= PROBLEM DESCRIPTION =
Your task is to copy every line of this material exactly.

**** STORED DATA

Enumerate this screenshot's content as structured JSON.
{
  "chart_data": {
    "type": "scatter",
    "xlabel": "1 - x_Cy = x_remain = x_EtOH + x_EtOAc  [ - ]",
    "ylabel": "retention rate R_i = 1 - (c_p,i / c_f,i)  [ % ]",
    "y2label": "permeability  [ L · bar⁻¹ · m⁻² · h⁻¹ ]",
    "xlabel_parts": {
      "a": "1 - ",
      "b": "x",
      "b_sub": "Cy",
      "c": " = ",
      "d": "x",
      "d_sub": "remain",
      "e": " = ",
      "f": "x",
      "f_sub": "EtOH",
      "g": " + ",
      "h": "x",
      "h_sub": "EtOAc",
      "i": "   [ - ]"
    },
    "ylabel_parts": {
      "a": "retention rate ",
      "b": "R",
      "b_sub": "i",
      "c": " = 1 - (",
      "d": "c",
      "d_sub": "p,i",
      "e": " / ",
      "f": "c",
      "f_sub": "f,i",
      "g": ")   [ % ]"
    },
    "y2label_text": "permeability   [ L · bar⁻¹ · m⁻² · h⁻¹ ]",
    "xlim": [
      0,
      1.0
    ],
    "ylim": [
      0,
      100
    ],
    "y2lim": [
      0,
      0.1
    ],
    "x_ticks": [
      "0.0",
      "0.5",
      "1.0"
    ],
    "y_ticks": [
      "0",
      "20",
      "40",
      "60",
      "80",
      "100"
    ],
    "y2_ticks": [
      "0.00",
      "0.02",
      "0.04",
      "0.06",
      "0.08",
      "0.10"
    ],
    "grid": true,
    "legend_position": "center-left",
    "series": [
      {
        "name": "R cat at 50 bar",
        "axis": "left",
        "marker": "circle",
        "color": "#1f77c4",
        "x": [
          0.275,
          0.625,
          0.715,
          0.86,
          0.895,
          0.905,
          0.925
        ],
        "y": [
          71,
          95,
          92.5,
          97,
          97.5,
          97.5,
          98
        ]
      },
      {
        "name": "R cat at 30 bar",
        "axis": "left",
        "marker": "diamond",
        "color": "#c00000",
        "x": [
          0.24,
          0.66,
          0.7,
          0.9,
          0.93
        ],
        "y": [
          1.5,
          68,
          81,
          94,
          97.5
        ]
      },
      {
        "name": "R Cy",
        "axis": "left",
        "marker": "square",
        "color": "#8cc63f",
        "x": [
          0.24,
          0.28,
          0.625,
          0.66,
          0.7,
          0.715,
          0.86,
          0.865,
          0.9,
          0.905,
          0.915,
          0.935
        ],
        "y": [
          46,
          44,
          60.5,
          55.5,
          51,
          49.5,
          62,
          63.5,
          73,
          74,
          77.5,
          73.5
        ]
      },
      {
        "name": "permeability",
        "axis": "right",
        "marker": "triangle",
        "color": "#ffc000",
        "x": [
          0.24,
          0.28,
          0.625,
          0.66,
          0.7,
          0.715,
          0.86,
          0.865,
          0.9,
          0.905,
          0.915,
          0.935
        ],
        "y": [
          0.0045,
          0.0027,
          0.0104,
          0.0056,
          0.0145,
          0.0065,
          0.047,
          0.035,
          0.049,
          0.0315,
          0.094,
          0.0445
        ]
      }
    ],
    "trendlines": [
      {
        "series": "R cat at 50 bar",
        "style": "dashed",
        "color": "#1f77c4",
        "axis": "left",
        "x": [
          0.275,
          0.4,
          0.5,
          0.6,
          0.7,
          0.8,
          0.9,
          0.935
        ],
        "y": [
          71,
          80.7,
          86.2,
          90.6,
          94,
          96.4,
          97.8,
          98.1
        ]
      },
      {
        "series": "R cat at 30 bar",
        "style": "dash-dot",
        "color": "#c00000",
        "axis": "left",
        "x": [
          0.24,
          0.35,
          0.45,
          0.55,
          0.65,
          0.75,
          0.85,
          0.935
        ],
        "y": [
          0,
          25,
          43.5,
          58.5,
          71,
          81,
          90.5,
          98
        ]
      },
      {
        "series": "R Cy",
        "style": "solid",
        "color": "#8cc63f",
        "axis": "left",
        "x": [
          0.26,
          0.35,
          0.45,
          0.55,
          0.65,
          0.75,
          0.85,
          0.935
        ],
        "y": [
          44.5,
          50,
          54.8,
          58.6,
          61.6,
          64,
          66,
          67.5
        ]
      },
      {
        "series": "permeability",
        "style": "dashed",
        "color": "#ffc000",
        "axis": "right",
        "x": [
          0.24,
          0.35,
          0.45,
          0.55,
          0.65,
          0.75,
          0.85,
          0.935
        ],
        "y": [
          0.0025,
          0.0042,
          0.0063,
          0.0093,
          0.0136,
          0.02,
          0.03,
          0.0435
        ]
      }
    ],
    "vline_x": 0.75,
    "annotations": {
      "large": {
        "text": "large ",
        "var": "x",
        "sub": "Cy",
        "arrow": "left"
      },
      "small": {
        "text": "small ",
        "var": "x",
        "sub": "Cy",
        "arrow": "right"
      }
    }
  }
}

********

= WORKED SOLUTION =
Enumerate this screenshot's content as structured JSON.
{
  "chart_data": {
    "type": "scatter",
    "xlabel": "1 - x_Cy = x_remain = x_EtOH + x_EtOAc  [ - ]",
    "ylabel": "retention rate R_i = 1 - (c_p,i / c_f,i)  [ % ]",
    "y2label": "permeability  [ L · bar⁻¹ · m⁻² · h⁻¹ ]",
    "xlabel_parts": {
      "a": "1 - ",
      "b": "x",
      "b_sub": "Cy",
      "c": " = ",
      "d": "x",
      "d_sub": "remain",
      "e": " = ",
      "f": "x",
      "f_sub": "EtOH",
      "g": " + ",
      "h": "x",
      "h_sub": "EtOAc",
      "i": "   [ - ]"
    },
    "ylabel_parts": {
      "a": "retention rate ",
      "b": "R",
      "b_sub": "i",
      "c": " = 1 - (",
      "d": "c",
      "d_sub": "p,i",
      "e": " / ",
      "f": "c",
      "f_sub": "f,i",
      "g": ")   [ % ]"
    },
    "y2label_text": "permeability   [ L · bar⁻¹ · m⁻² · h⁻¹ ]",
    "xlim": [
      0,
      1.0
    ],
    "ylim": [
      0,
      100
    ],
    "y2lim": [
      0,
      0.1
    ],
    "x_ticks": [
      "0.0",
      "0.5",
      "1.0"
    ],
    "y_ticks": [
      "0",
      "20",
      "40",
      "60",
      "80",
      "100"
    ],
    "y2_ticks": [
      "0.00",
      "0.02",
      "0.04",
      "0.06",
      "0.08",
      "0.10"
    ],
    "grid": true,
    "legend_position": "center-left",
    "series": [
      {
        "name": "R cat at 50 bar",
        "axis": "left",
        "marker": "circle",
        "color": "#1f77c4",
        "x": [
          0.275,
          0.625,
          0.715,
          0.86,
          0.895,
          0.905,
          0.925
        ],
        "y": [
          71,
          95,
          92.5,
          97,
          97.5,
          97.5,
          98
        ]
      },
      {
        "name": "R cat at 30 bar",
        "axis": "left",
        "marker": "diamond",
        "color": "#c00000",
        "x": [
          0.24,
          0.66,
          0.7,
          0.9,
          0.93
        ],
        "y": [
          1.5,
          68,
          81,
          94,
          97.5
        ]
      },
      {
        "name": "R Cy",
        "axis": "left",
        "marker": "square",
        "color": "#8cc63f",
        "x": [
          0.24,
          0.28,
          0.625,
          0.66,
          0.7,
          0.715,
          0.86,
          0.865,
          0.9,
          0.905,
          0.915,
          0.935
        ],
        "y": [
          46,
          44,
          60.5,
          55.5,
          51,
          49.5,
          62,
          63.5,
          73,
          74,
          77.5,
          73.5
        ]
      },
      {
        "name": "permeability",
        "axis": "right",
        "marker": "triangle",
        "color": "#ffc000",
        "x": [
          0.24,
          0.28,
          0.625,
          0.66,
          0.7,
          0.715,
          0.86,
          0.865,
          0.9,
          0.905,
          0.915,
          0.935
        ],
        "y": [
          0.0045,
          0.0027,
          0.0104,
          0.0056,
          0.0145,
          0.0065,
          0.047,
          0.035,
          0.049,
          0.0315,
          0.094,
          0.0445
        ]
      }
    ],
    "trendlines": [
      {
        "series": "R cat at 50 bar",
        "style": "dashed",
        "color": "#1f77c4",
        "axis": "left",
        "x": [
          0.275,
          0.4,
          0.5,
          0.6,
          0.7,
          0.8,
          0.9,
          0.935
        ],
        "y": [
          71,
          80.7,
          86.2,
          90.6,
          94,
          96.4,
          97.8,
          98.1
        ]
      },
      {
        "series": "R cat at 30 bar",
        "style": "dash-dot",
        "color": "#c00000",
        "axis": "left",
        "x": [
          0.24,
          0.35,
          0.45,
          0.55,
          0.65,
          0.75,
          0.85,
          0.935
        ],
        "y": [
          0,
          25,
          43.5,
          58.5,
          71,
          81,
          90.5,
          98
        ]
      },
      {
        "series": "R Cy",
        "style": "solid",
        "color": "#8cc63f",
        "axis": "left",
        "x": [
          0.26,
          0.35,
          0.45,
          0.55,
          0.65,
          0.75,
          0.85,
          0.935
        ],
        "y": [
          44.5,
          50,
          54.8,
          58.6,
          61.6,
          64,
          66,
          67.5
        ]
      },
      {
        "series": "permeability",
        "style": "dashed",
        "color": "#ffc000",
        "axis": "right",
        "x": [
          0.24,
          0.35,
          0.45,
          0.55,
          0.65,
          0.75,
          0.85,
          0.935
        ],
        "y": [
          0.0025,
          0.0042,
          0.0063,
          0.0093,
          0.0136,
          0.02,
          0.03,
          0.0435
        ]
      }
    ],
    "vline_x": 0.75,
    "annotations": {
      "large": {
        "text": "large ",
        "var": "x",
        "sub": "Cy",
        "arrow": "left"
      },
      "small": {
        "text": "small ",
        "var": "x",
        "sub": "Cy",
        "arrow": "right"
      }
    }
  }
}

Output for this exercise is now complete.